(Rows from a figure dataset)
------

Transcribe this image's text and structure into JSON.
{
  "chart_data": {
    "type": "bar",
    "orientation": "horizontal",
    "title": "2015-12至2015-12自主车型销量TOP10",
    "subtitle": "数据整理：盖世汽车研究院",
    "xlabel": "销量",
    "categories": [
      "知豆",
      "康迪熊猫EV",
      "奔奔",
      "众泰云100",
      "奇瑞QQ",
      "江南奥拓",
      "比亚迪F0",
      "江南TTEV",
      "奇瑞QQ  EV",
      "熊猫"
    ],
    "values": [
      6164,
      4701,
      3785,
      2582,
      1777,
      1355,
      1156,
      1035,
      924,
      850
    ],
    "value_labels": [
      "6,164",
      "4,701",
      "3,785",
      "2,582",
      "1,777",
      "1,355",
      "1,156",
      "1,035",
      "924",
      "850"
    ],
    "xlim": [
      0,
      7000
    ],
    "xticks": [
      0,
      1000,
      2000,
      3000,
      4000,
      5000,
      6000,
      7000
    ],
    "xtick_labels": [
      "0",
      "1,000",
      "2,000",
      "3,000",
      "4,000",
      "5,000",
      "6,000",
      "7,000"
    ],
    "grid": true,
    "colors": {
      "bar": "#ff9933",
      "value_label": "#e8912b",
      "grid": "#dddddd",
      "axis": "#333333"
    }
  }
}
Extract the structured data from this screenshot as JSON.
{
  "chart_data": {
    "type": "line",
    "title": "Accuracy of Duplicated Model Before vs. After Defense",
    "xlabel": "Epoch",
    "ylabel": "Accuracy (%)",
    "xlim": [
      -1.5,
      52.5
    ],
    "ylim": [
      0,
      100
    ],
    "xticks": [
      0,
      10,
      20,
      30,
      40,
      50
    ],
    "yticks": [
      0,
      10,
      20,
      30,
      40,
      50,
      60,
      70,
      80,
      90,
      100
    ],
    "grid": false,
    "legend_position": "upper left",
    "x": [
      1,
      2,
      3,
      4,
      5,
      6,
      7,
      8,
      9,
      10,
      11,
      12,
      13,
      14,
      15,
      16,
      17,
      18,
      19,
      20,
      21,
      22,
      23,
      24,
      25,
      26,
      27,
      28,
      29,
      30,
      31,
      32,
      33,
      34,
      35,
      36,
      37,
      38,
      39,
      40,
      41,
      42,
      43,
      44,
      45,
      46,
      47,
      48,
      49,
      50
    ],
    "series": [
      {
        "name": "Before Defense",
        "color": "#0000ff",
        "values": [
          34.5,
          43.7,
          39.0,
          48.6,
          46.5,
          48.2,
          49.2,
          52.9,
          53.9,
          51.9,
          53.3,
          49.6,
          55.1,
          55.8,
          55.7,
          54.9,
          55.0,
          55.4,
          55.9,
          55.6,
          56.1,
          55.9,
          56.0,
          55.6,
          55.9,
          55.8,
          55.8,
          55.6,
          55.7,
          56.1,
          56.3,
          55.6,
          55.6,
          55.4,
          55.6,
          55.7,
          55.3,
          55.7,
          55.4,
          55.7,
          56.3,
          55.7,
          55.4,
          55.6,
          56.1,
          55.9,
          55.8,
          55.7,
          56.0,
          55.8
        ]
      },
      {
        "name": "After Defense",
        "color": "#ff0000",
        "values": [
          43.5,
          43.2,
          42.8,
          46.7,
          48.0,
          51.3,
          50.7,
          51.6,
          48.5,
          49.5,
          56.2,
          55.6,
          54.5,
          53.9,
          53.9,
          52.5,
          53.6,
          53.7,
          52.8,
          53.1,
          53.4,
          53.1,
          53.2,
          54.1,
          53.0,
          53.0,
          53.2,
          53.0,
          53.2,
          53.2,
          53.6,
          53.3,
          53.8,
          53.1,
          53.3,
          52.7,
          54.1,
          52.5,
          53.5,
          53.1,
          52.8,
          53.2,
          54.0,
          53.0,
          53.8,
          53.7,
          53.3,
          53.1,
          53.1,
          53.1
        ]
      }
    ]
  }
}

------

# TASK DIRECTIONS
Give the complete listing a second time, exactly as it reads.

# TASK RESULT
Transcribe this image's text and structure into JSON.
{
  "chart_data": {
    "type": "bar",
    "orientation": "horizontal",
    "title": "2015-12至2015-12自主车型销量TOP10",
    "subtitle": "数据整理：盖世汽车研究院",
    "xlabel": "销量",
    "categories": [
      "知豆",
      "康迪熊猫EV",
      "奔奔",
      "众泰云100",
      "奇瑞QQ",
      "江南奥拓",
      "比亚迪F0",
      "江南TTEV",
      "奇瑞QQ  EV",
      "熊猫"
    ],
    "values": [
      6164,
      4701,
      3785,
      2582,
      1777,
      1355,
      1156,
      1035,
      924,
      850
    ],
    "value_labels": [
      "6,164",
      "4,701",
      "3,785",
      "2,582",
      "1,777",
      "1,355",
      "1,156",
      "1,035",
      "924",
      "850"
    ],
    "xlim": [
      0,
      7000
    ],
    "xticks": [
      0,
      1000,
      2000,
      3000,
      4000,
      5000,
      6000,
      7000
    ],
    "xtick_labels": [
      "0",
      "1,000",
      "2,000",
      "3,000",
      "4,000",
      "5,000",
      "6,000",
      "7,000"
    ],
    "grid": true,
    "colors": {
      "bar": "#ff9933",
      "value_label": "#e8912b",
      "grid": "#dddddd",
      "axis": "#333333"
    }
  }
}
Extract the structured data from this screenshot as JSON.
{
  "chart_data": {
    "type": "line",
    "title": "Accuracy of Duplicated Model Before vs. After Defense",
    "xlabel": "Epoch",
    "ylabel": "Accuracy (%)",
    "xlim": [
      -1.5,
      52.5
    ],
    "ylim": [
      0,
      100
    ],
    "xticks": [
      0,
      10,
      20,
      30,
      40,
      50
    ],
    "yticks": [
      0,
      10,
      20,
      30,
      40,
      50,
      60,
      70,
      80,
      90,
      100
    ],
    "grid": false,
    "legend_position": "upper left",
    "x": [
      1,
      2,
      3,
      4,
      5,
      6,
      7,
      8,
      9,
      10,
      11,
      12,
      13,
      14,
      15,
      16,
      17,
      18,
      19,
      20,
      21,
      22,
      23,
      24,
      25,
      26,
      27,
      28,
      29,
      30,
      31,
      32,
      33,
      34,
      35,
      36,
      37,
      38,
      39,
      40,
      41,
      42,
      43,
      44,
      45,
      46,
      47,
      48,
      49,
      50
    ],
    "series": [
      {
        "name": "Before Defense",
        "color": "#0000ff",
        "values": [
          34.5,
          43.7,
          39.0,
          48.6,
          46.5,
          48.2,
          49.2,
          52.9,
          53.9,
          51.9,
          53.3,
          49.6,
          55.1,
          55.8,
          55.7,
          54.9,
          55.0,
          55.4,
          55.9,
          55.6,
          56.1,
          55.9,
          56.0,
          55.6,
          55.9,
          55.8,
          55.8,
          55.6,
          55.7,
          56.1,
          56.3,
          55.6,
          55.6,
          55.4,
          55.6,
          55.7,
          55.3,
          55.7,
          55.4,
          55.7,
          56.3,
          55.7,
          55.4,
          55.6,
          56.1,
          55.9,
          55.8,
          55.7,
          56.0,
          55.8
        ]
      },
      {
        "name": "After Defense",
        "color": "#ff0000",
        "values": [
          43.5,
          43.2,
          42.8,
          46.7,
          48.0,
          51.3,
          50.7,
          51.6,
          48.5,
          49.5,
          56.2,
          55.6,
          54.5,
          53.9,
          53.9,
          52.5,
          53.6,
          53.7,
          52.8,
          53.1,
          53.4,
          53.1,
          53.2,
          54.1,
          53.0,
          53.0,
          53.2,
          53.0,
          53.2,
          53.2,
          53.6,
          53.3,
          53.8,
          53.1,
          53.3,
          52.7,
          54.1,
          52.5,
          53.5,
          53.1,
          52.8,
          53.2,
          54.0,
          53.0,
          53.8,
          53.7,
          53.3,
          53.1,
          53.1,
          53.1
        ]
      }
    ]
  }
}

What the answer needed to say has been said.